Check each line of the material. Copy those containing "atas".

### Material shown
● ● ● ● ●
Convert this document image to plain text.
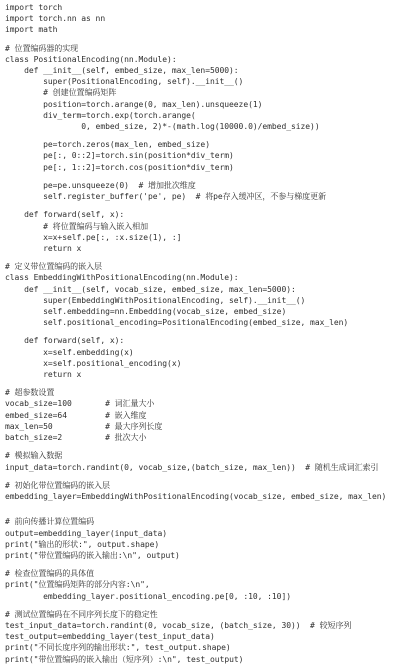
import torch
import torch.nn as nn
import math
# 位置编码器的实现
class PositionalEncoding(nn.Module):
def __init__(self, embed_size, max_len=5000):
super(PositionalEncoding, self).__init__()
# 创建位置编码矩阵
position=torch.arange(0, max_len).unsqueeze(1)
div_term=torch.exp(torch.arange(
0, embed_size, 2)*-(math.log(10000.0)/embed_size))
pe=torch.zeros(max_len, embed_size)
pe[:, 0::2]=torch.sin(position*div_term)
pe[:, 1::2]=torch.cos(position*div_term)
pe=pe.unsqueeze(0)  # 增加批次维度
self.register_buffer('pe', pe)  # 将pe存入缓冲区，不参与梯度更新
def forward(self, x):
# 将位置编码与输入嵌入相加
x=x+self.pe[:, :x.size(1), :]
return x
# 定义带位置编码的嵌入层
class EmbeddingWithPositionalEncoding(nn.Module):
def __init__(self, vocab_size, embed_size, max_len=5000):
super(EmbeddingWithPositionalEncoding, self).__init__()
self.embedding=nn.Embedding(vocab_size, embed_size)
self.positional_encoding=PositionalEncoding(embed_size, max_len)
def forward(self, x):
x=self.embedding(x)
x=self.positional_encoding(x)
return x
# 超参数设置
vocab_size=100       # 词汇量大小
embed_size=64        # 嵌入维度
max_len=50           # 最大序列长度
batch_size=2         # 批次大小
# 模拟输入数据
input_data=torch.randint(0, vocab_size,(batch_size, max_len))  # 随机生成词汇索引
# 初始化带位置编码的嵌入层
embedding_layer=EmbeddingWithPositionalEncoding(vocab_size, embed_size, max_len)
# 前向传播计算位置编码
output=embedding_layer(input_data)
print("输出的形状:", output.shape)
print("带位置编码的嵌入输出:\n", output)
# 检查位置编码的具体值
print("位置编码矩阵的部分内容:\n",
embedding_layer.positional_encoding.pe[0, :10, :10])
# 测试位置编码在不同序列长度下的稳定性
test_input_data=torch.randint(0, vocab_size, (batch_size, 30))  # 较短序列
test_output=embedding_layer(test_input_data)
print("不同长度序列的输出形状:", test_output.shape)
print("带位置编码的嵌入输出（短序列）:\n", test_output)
● ● ● ● ●
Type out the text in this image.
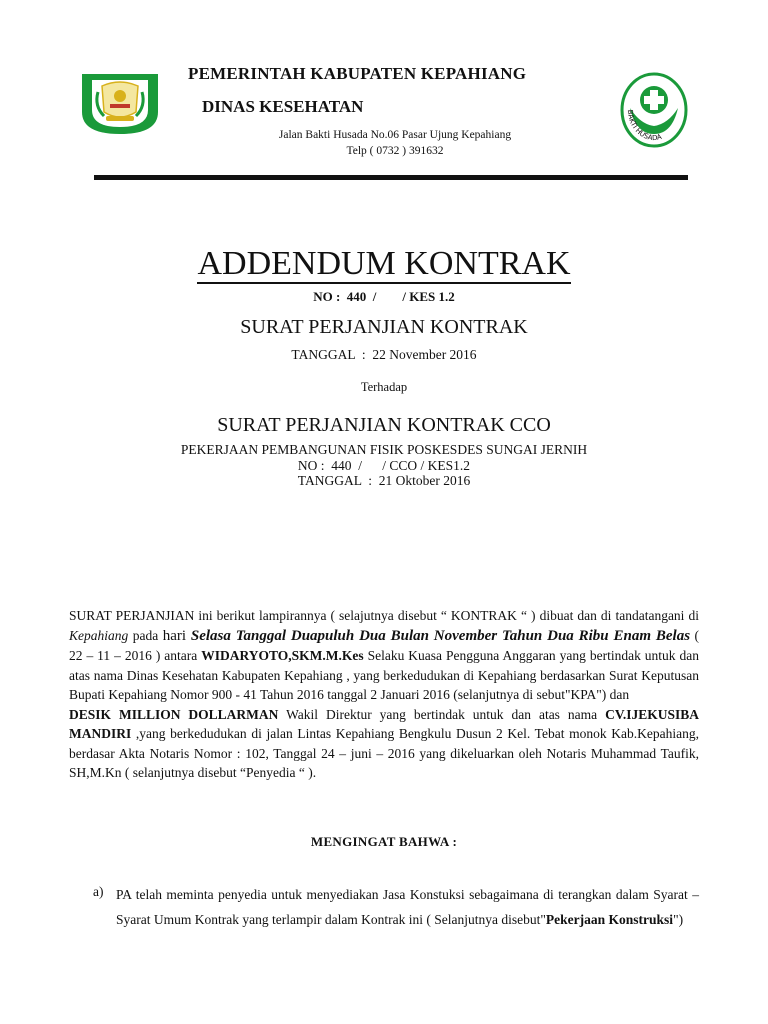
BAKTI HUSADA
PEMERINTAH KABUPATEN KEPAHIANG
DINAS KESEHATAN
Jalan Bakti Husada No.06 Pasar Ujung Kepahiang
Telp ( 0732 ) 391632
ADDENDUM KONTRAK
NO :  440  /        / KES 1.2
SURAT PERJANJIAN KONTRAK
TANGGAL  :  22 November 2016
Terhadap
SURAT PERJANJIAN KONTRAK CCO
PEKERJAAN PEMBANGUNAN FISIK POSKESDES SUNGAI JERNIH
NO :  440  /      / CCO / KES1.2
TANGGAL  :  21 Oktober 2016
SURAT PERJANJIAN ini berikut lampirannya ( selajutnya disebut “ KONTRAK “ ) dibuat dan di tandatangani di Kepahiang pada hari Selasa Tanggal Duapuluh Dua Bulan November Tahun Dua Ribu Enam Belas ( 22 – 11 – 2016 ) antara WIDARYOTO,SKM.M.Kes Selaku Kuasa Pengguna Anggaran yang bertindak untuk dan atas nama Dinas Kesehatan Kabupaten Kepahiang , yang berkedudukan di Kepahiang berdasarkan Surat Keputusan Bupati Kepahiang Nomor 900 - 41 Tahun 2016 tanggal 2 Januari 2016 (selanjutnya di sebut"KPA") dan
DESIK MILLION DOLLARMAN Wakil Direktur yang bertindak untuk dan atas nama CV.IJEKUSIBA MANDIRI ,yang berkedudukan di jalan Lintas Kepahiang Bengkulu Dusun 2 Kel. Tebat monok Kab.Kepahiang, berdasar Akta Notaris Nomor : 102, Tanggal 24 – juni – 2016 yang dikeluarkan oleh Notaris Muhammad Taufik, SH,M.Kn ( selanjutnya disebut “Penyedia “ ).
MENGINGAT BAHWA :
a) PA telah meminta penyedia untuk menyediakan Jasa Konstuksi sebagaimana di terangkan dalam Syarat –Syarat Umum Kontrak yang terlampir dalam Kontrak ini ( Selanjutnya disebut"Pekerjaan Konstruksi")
● ● ● ● ●
### Final result
SURAT PERJANJIAN ini berikut lampirannya ( selajutnya disebut “ KONTRAK “ ) dibuat dan di tandatangani di Kepahiang pada hari Selasa Tanggal Duapuluh Dua Bulan November Tahun Dua Ribu Enam Belas ( 22 – 11 – 2016 ) antara WIDARYOTO,SKM.M.Kes Selaku Kuasa Pengguna Anggaran yang bertindak untuk dan atas nama Dinas Kesehatan Kabupaten Kepahiang , yang berkedudukan di Kepahiang berdasarkan Surat Keputusan Bupati Kepahiang Nomor 900 - 41 Tahun 2016 tanggal 2 Januari 2016 (selanjutnya di sebut"KPA") dan
DESIK MILLION DOLLARMAN Wakil Direktur yang bertindak untuk dan atas nama CV.IJEKUSIBA MANDIRI ,yang berkedudukan di jalan Lintas Kepahiang Bengkulu Dusun 2 Kel. Tebat monok Kab.Kepahiang, berdasar Akta Notaris Nomor : 102, Tanggal 24 – juni – 2016 yang dikeluarkan oleh Notaris Muhammad Taufik, SH,M.Kn ( selanjutnya disebut “Penyedia “ ).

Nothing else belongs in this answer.